— START OF RECORDS FOR THIS TASK —

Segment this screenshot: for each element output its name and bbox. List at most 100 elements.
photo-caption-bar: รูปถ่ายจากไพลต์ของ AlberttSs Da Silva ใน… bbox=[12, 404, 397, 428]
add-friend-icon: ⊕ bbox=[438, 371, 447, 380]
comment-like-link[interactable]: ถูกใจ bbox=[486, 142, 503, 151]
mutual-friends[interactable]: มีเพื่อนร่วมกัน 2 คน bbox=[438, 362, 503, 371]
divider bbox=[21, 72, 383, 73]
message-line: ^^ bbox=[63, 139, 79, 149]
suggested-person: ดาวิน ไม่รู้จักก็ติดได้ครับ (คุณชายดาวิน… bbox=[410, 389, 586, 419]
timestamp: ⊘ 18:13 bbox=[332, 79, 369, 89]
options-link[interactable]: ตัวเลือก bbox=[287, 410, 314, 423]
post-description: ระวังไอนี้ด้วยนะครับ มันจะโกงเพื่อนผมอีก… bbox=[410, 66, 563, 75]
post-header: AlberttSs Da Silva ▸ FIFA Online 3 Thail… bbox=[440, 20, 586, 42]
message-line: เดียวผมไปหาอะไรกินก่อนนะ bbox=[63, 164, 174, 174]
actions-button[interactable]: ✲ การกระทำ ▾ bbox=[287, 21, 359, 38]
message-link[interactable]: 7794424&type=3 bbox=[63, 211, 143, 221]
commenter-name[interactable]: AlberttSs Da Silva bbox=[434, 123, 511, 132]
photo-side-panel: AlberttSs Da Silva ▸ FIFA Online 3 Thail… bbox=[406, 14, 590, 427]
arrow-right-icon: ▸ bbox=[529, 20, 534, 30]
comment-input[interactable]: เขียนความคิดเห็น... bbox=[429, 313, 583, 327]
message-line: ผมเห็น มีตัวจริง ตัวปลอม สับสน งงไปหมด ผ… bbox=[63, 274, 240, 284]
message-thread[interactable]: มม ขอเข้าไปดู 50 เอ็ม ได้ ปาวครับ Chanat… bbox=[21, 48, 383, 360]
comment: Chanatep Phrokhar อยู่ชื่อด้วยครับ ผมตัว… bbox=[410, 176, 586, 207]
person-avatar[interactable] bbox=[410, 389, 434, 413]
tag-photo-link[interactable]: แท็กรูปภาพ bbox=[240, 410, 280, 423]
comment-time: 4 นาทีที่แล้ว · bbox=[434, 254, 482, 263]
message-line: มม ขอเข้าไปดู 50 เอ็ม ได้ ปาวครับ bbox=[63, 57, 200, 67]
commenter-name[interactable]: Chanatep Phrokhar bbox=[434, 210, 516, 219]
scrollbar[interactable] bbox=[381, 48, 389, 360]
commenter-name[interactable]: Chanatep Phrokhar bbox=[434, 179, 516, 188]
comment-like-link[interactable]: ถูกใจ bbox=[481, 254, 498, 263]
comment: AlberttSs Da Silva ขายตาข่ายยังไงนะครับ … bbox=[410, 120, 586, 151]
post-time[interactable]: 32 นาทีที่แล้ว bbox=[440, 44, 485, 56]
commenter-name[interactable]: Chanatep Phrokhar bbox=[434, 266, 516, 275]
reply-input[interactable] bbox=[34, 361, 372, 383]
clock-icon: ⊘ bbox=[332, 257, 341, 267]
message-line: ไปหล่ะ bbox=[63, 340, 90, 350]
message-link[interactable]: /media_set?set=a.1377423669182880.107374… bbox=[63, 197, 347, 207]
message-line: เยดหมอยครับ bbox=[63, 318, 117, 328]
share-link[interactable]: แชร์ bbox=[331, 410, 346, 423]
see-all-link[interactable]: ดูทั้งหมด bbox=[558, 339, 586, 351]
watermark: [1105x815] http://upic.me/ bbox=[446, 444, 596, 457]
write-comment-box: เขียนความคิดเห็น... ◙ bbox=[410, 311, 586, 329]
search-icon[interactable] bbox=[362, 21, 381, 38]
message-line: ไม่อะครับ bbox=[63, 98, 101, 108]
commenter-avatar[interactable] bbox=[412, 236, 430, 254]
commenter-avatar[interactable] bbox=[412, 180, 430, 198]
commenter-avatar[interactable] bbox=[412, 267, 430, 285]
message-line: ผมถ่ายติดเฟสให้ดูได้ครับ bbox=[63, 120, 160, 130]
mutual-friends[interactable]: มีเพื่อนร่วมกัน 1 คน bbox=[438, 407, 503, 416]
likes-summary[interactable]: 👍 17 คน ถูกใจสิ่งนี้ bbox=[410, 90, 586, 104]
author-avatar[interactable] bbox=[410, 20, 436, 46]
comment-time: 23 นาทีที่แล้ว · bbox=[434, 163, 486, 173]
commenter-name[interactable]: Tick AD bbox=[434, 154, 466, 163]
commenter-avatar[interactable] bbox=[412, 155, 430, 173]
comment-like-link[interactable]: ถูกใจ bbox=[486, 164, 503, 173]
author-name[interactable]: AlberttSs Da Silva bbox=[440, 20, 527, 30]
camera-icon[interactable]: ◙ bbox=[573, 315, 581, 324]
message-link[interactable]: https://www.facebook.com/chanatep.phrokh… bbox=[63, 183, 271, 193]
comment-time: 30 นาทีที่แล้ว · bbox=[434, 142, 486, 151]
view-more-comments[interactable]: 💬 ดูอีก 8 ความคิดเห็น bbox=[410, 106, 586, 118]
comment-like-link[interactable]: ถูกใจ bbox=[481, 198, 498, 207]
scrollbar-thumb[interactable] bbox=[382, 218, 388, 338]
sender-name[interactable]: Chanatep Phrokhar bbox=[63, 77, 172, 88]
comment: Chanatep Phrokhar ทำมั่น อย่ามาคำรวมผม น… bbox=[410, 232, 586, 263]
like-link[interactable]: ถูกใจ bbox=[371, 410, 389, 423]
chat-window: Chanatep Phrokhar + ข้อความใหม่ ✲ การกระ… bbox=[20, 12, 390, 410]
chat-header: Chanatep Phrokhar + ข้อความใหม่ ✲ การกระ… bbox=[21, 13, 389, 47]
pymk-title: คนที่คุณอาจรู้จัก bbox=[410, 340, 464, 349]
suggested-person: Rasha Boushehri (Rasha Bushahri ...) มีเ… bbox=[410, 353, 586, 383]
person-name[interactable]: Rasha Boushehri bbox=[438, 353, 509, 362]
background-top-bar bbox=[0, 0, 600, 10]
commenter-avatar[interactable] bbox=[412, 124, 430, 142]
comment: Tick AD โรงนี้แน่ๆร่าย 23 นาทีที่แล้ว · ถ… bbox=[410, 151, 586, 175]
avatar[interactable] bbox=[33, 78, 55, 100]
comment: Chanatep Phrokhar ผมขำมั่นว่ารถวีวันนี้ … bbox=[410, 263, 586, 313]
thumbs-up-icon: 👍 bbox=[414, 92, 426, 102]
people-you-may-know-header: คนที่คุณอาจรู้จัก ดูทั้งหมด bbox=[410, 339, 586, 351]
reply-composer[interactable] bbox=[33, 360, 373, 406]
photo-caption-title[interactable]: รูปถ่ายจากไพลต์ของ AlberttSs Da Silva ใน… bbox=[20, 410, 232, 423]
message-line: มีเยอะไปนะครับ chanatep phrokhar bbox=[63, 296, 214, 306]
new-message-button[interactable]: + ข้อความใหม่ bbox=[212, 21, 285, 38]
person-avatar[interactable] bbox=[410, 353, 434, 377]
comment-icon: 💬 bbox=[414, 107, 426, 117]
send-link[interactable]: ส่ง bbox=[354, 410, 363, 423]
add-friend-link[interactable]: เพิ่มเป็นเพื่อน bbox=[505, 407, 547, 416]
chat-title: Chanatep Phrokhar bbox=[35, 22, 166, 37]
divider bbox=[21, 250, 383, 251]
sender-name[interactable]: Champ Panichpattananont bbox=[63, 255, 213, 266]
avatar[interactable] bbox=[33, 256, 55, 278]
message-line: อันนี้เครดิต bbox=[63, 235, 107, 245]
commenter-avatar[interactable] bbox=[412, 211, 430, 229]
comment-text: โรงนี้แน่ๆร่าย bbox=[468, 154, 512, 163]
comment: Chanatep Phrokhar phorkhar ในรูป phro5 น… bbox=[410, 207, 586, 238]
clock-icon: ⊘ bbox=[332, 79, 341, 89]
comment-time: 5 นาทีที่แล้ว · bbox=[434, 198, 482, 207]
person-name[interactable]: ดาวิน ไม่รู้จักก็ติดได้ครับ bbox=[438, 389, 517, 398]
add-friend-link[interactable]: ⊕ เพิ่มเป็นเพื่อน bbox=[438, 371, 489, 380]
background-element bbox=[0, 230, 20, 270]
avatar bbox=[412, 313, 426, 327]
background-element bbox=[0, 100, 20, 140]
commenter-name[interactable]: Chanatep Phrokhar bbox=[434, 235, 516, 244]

— END OF RECORDS FOR THIS TASK —

_PROBLEM STATEMENT:_ How many lines of the records contain the string "ปาวคร", with case counting? Give only the number.

_ANSWER TO THE EXERCISE:_ 2